(Records from a collection)

↓

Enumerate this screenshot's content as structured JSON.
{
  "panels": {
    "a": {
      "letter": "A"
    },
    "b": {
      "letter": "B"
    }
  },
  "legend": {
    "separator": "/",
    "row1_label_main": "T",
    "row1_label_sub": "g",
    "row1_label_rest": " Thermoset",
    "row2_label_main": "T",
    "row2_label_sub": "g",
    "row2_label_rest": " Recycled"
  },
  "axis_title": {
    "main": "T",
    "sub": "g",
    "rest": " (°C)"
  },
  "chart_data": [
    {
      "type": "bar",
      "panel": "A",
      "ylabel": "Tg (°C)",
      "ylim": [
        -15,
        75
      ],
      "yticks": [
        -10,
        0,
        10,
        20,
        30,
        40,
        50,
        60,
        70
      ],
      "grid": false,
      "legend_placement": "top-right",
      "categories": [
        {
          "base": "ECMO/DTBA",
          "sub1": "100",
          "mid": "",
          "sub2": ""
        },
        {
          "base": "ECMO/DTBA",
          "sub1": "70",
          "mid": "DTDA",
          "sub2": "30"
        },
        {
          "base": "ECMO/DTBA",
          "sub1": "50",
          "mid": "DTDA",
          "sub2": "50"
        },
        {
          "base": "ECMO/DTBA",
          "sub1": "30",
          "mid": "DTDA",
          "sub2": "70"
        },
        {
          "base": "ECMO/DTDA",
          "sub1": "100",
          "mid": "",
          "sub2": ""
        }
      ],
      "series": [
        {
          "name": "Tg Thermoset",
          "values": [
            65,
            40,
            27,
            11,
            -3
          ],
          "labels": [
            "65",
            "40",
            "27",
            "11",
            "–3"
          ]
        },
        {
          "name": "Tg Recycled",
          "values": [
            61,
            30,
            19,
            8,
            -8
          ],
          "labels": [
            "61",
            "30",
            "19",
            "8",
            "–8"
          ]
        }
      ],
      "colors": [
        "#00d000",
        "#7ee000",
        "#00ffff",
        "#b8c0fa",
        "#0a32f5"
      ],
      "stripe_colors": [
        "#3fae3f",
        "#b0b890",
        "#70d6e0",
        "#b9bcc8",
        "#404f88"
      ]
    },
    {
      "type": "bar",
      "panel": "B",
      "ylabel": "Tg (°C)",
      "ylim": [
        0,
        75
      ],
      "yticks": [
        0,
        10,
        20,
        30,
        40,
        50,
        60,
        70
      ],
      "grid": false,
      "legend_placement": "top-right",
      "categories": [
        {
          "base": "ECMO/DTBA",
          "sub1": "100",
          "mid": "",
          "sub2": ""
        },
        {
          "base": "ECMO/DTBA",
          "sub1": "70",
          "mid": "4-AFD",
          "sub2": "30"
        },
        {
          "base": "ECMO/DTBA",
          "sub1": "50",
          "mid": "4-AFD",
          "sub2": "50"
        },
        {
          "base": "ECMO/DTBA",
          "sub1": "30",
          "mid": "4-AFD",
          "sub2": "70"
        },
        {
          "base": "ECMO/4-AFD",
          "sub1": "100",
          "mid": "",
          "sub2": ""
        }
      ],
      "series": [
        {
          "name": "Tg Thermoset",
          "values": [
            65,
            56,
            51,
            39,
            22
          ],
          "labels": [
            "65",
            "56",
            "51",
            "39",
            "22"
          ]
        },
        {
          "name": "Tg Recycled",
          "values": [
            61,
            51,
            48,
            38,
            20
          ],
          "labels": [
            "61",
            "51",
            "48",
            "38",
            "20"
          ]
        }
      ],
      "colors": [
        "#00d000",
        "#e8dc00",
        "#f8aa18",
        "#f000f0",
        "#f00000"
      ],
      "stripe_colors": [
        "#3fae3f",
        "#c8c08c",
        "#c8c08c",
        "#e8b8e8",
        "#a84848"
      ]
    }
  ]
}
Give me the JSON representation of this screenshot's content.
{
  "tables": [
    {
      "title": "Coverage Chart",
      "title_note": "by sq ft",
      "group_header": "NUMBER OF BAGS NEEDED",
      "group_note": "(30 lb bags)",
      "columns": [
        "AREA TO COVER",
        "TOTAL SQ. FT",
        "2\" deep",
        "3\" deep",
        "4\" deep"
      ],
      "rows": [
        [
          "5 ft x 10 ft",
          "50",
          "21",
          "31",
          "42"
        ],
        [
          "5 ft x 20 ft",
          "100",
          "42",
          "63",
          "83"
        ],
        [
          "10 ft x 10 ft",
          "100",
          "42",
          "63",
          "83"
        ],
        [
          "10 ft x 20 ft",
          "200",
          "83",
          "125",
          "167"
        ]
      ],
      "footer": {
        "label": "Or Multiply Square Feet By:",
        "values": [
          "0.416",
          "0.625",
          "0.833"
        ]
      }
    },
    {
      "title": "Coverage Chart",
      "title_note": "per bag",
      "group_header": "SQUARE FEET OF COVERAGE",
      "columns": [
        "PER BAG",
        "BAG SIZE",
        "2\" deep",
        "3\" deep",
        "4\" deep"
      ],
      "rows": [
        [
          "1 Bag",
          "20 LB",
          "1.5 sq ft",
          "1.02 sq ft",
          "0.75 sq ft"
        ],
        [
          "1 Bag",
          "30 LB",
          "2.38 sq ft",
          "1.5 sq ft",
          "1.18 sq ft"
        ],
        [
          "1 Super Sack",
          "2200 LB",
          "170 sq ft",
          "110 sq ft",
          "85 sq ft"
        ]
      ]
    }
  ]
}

↑

EXERCISE REQUIREMENTS:
Print the listing above in full, exactly as it is.

FINISHED TASK:
Enumerate this screenshot's content as structured JSON.
{
  "panels": {
    "a": {
      "letter": "A"
    },
    "b": {
      "letter": "B"
    }
  },
  "legend": {
    "separator": "/",
    "row1_label_main": "T",
    "row1_label_sub": "g",
    "row1_label_rest": " Thermoset",
    "row2_label_main": "T",
    "row2_label_sub": "g",
    "row2_label_rest": " Recycled"
  },
  "axis_title": {
    "main": "T",
    "sub": "g",
    "rest": " (°C)"
  },
  "chart_data": [
    {
      "type": "bar",
      "panel": "A",
      "ylabel": "Tg (°C)",
      "ylim": [
        -15,
        75
      ],
      "yticks": [
        -10,
        0,
        10,
        20,
        30,
        40,
        50,
        60,
        70
      ],
      "grid": false,
      "legend_placement": "top-right",
      "categories": [
        {
          "base": "ECMO/DTBA",
          "sub1": "100",
          "mid": "",
          "sub2": ""
        },
        {
          "base": "ECMO/DTBA",
          "sub1": "70",
          "mid": "DTDA",
          "sub2": "30"
        },
        {
          "base": "ECMO/DTBA",
          "sub1": "50",
          "mid": "DTDA",
          "sub2": "50"
        },
        {
          "base": "ECMO/DTBA",
          "sub1": "30",
          "mid": "DTDA",
          "sub2": "70"
        },
        {
          "base": "ECMO/DTDA",
          "sub1": "100",
          "mid": "",
          "sub2": ""
        }
      ],
      "series": [
        {
          "name": "Tg Thermoset",
          "values": [
            65,
            40,
            27,
            11,
            -3
          ],
          "labels": [
            "65",
            "40",
            "27",
            "11",
            "–3"
          ]
        },
        {
          "name": "Tg Recycled",
          "values": [
            61,
            30,
            19,
            8,
            -8
          ],
          "labels": [
            "61",
            "30",
            "19",
            "8",
            "–8"
          ]
        }
      ],
      "colors": [
        "#00d000",
        "#7ee000",
        "#00ffff",
        "#b8c0fa",
        "#0a32f5"
      ],
      "stripe_colors": [
        "#3fae3f",
        "#b0b890",
        "#70d6e0",
        "#b9bcc8",
        "#404f88"
      ]
    },
    {
      "type": "bar",
      "panel": "B",
      "ylabel": "Tg (°C)",
      "ylim": [
        0,
        75
      ],
      "yticks": [
        0,
        10,
        20,
        30,
        40,
        50,
        60,
        70
      ],
      "grid": false,
      "legend_placement": "top-right",
      "categories": [
        {
          "base": "ECMO/DTBA",
          "sub1": "100",
          "mid": "",
          "sub2": ""
        },
        {
          "base": "ECMO/DTBA",
          "sub1": "70",
          "mid": "4-AFD",
          "sub2": "30"
        },
        {
          "base": "ECMO/DTBA",
          "sub1": "50",
          "mid": "4-AFD",
          "sub2": "50"
        },
        {
          "base": "ECMO/DTBA",
          "sub1": "30",
          "mid": "4-AFD",
          "sub2": "70"
        },
        {
          "base": "ECMO/4-AFD",
          "sub1": "100",
          "mid": "",
          "sub2": ""
        }
      ],
      "series": [
        {
          "name": "Tg Thermoset",
          "values": [
            65,
            56,
            51,
            39,
            22
          ],
          "labels": [
            "65",
            "56",
            "51",
            "39",
            "22"
          ]
        },
        {
          "name": "Tg Recycled",
          "values": [
            61,
            51,
            48,
            38,
            20
          ],
          "labels": [
            "61",
            "51",
            "48",
            "38",
            "20"
          ]
        }
      ],
      "colors": [
        "#00d000",
        "#e8dc00",
        "#f8aa18",
        "#f000f0",
        "#f00000"
      ],
      "stripe_colors": [
        "#3fae3f",
        "#c8c08c",
        "#c8c08c",
        "#e8b8e8",
        "#a84848"
      ]
    }
  ]
}
Give me the JSON representation of this screenshot's content.
{
  "tables": [
    {
      "title": "Coverage Chart",
      "title_note": "by sq ft",
      "group_header": "NUMBER OF BAGS NEEDED",
      "group_note": "(30 lb bags)",
      "columns": [
        "AREA TO COVER",
        "TOTAL SQ. FT",
        "2\" deep",
        "3\" deep",
        "4\" deep"
      ],
      "rows": [
        [
          "5 ft x 10 ft",
          "50",
          "21",
          "31",
          "42"
        ],
        [
          "5 ft x 20 ft",
          "100",
          "42",
          "63",
          "83"
        ],
        [
          "10 ft x 10 ft",
          "100",
          "42",
          "63",
          "83"
        ],
        [
          "10 ft x 20 ft",
          "200",
          "83",
          "125",
          "167"
        ]
      ],
      "footer": {
        "label": "Or Multiply Square Feet By:",
        "values": [
          "0.416",
          "0.625",
          "0.833"
        ]
      }
    },
    {
      "title": "Coverage Chart",
      "title_note": "per bag",
      "group_header": "SQUARE FEET OF COVERAGE",
      "columns": [
        "PER BAG",
        "BAG SIZE",
        "2\" deep",
        "3\" deep",
        "4\" deep"
      ],
      "rows": [
        [
          "1 Bag",
          "20 LB",
          "1.5 sq ft",
          "1.02 sq ft",
          "0.75 sq ft"
        ],
        [
          "1 Bag",
          "30 LB",
          "2.38 sq ft",
          "1.5 sq ft",
          "1.18 sq ft"
        ],
        [
          "1 Super Sack",
          "2200 LB",
          "170 sq ft",
          "110 sq ft",
          "85 sq ft"
        ]
      ]
    }
  ]
}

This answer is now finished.